** BEGIN Records to use **

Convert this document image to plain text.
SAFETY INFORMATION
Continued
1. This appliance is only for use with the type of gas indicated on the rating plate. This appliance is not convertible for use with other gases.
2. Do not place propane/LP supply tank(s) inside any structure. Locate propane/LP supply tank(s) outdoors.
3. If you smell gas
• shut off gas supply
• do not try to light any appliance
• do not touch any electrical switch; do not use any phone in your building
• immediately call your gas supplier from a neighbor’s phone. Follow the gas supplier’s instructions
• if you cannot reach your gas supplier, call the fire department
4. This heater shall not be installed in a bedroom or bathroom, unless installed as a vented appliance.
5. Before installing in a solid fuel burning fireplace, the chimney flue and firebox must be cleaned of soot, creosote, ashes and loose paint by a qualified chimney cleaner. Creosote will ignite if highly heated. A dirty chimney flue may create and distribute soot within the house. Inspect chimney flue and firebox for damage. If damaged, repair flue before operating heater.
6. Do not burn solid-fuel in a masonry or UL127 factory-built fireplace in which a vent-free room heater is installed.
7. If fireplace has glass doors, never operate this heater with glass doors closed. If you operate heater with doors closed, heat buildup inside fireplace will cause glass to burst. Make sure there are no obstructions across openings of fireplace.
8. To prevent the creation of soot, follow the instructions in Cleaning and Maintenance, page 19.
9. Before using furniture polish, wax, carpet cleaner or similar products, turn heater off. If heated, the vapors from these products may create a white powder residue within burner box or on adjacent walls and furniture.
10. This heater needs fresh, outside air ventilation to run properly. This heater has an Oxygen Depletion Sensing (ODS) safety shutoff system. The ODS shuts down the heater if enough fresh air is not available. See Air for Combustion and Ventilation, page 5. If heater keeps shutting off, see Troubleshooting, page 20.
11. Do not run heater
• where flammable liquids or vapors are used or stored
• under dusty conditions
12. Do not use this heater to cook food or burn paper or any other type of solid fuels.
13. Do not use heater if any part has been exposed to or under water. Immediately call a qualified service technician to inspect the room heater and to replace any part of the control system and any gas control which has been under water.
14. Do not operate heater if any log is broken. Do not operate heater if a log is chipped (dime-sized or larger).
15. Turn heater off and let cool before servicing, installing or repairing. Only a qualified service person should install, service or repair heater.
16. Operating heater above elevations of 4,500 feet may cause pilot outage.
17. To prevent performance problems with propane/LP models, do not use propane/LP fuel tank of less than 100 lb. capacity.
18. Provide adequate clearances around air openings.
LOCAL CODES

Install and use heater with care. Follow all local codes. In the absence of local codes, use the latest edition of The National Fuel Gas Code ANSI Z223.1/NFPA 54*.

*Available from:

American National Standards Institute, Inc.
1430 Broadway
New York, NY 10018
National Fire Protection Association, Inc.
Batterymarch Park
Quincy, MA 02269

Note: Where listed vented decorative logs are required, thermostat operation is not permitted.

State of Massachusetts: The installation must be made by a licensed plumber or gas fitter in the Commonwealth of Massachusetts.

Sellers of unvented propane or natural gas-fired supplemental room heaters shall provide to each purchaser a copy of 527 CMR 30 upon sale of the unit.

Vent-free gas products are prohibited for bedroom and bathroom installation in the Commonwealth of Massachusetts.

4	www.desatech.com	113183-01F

** END Records to use **

Goal: Report how many lines in the records above contain the word "tank", giving only the number.

Solution for this problem: 2